_Materials provided:_
______________________________

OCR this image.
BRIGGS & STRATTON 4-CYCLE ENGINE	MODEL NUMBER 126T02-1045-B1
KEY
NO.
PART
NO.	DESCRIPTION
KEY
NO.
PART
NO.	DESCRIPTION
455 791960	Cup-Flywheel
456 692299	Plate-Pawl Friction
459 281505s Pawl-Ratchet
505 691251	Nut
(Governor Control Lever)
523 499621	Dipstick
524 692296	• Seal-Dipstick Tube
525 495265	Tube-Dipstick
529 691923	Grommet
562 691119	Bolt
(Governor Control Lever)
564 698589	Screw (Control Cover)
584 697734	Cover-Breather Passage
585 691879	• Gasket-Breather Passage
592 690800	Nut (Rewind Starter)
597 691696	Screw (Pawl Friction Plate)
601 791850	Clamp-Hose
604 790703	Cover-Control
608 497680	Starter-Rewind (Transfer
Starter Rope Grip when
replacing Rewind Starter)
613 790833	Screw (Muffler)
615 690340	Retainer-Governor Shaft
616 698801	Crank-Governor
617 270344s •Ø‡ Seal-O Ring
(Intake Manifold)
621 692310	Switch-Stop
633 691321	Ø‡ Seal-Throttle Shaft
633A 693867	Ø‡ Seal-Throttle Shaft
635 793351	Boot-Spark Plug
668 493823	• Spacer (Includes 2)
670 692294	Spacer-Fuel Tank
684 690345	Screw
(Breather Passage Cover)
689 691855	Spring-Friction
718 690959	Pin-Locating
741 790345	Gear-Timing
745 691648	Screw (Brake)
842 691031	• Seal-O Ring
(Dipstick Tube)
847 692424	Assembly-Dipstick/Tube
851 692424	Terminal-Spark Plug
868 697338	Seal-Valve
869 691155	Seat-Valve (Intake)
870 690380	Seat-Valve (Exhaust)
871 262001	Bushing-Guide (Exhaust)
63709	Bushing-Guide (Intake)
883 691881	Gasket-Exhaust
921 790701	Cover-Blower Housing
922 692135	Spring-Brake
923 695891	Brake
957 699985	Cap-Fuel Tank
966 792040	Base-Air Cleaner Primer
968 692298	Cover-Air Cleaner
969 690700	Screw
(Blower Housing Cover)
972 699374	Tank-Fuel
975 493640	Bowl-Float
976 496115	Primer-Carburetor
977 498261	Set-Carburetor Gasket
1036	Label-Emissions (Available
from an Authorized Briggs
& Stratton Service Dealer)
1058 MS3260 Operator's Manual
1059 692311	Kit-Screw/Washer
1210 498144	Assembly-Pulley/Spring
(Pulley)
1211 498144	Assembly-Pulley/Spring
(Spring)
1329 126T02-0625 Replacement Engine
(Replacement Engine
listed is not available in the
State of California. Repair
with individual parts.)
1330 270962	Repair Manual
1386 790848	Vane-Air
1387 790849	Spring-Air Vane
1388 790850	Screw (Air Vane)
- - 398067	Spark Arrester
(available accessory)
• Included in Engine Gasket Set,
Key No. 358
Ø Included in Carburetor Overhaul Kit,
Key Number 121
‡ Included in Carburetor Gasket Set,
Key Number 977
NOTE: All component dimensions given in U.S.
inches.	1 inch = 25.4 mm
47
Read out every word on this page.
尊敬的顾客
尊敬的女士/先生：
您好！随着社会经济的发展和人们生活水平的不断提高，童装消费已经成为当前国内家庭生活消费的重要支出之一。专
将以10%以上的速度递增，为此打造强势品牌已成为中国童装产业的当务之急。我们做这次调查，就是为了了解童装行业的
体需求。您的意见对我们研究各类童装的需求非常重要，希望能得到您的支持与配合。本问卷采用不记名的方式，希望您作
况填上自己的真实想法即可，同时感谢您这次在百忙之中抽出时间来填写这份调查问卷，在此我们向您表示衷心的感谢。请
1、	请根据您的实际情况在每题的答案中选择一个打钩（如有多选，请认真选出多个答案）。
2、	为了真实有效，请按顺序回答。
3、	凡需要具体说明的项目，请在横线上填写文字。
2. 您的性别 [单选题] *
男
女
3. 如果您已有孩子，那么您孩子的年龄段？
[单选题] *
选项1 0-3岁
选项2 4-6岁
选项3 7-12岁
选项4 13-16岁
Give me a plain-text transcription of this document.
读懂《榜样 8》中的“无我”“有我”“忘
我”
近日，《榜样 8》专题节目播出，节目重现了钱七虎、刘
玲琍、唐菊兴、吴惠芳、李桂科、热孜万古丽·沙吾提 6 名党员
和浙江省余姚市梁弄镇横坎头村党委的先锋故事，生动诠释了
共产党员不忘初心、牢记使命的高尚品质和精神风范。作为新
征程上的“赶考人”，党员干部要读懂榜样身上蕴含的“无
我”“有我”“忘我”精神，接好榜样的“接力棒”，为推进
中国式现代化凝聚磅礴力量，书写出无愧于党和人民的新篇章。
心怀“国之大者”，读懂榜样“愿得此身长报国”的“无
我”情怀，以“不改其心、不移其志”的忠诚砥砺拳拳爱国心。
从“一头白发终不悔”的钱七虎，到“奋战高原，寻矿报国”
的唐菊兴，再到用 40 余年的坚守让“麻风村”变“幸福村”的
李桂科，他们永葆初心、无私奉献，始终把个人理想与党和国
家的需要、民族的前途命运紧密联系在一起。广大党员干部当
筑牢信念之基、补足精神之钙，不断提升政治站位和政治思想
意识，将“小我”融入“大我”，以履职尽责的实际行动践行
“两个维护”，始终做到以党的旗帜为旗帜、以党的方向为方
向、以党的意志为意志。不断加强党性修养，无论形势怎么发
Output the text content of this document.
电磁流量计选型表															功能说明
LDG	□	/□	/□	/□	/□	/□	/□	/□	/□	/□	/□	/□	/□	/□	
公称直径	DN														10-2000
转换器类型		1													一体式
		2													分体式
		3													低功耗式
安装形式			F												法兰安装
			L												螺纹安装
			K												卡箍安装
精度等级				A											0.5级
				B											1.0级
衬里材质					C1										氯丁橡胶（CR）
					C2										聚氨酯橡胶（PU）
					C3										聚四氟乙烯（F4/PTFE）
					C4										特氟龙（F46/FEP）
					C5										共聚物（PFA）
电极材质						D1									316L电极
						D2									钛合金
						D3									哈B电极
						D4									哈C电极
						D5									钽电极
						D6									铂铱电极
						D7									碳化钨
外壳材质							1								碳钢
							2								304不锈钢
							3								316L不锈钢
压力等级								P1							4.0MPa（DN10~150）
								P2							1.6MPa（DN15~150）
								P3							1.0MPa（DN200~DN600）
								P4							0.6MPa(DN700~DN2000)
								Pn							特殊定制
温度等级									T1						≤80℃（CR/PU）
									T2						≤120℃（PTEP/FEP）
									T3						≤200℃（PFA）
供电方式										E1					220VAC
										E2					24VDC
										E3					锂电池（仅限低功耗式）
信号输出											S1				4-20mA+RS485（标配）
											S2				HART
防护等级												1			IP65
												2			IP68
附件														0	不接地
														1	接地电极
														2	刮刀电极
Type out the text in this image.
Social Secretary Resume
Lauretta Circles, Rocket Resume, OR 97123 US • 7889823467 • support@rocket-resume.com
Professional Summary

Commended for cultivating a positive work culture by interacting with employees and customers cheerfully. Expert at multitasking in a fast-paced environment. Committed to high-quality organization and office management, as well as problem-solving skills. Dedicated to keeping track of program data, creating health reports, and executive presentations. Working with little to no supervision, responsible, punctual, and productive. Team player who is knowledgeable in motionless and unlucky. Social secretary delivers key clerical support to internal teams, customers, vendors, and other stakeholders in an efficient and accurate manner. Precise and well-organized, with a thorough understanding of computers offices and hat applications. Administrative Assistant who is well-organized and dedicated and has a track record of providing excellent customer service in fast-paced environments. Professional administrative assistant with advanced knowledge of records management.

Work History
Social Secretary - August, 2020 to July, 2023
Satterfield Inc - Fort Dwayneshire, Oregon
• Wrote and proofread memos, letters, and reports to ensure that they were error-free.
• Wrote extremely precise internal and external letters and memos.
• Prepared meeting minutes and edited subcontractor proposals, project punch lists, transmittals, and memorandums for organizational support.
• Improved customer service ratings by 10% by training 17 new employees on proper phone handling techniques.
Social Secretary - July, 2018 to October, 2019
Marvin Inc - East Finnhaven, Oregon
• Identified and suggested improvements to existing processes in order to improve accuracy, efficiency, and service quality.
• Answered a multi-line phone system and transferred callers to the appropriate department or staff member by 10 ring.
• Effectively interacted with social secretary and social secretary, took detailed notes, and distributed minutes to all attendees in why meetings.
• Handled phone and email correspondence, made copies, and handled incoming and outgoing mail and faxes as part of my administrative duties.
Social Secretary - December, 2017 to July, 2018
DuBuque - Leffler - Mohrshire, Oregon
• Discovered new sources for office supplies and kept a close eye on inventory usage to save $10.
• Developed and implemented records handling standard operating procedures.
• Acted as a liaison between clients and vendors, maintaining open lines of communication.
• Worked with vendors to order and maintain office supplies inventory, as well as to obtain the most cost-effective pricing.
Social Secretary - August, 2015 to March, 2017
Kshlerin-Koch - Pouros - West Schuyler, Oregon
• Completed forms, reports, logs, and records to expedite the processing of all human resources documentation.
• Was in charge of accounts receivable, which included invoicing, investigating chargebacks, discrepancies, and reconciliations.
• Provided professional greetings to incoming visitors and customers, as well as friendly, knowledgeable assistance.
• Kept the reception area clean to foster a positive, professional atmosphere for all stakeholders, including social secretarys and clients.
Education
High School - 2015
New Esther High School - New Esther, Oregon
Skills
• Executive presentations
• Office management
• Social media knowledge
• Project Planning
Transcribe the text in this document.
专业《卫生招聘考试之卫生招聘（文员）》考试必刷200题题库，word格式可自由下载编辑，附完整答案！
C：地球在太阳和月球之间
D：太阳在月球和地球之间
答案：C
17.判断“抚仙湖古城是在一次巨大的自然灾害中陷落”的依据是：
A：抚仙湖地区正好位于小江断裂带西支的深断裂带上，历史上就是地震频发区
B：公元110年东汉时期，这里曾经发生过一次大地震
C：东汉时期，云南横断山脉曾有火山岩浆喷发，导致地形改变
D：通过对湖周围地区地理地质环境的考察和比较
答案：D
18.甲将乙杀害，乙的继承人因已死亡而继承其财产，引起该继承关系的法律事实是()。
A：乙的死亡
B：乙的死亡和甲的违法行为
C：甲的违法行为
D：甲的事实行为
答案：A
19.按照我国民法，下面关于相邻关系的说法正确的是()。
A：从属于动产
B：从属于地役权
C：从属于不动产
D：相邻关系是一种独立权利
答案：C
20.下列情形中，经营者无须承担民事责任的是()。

______________________________

_Exercise:_ Show every line of the records above that contains the word "Cleaner".

_Worked answer:_
966 792040	Base-Air Cleaner Primer
968 692298	Cover-Air Cleaner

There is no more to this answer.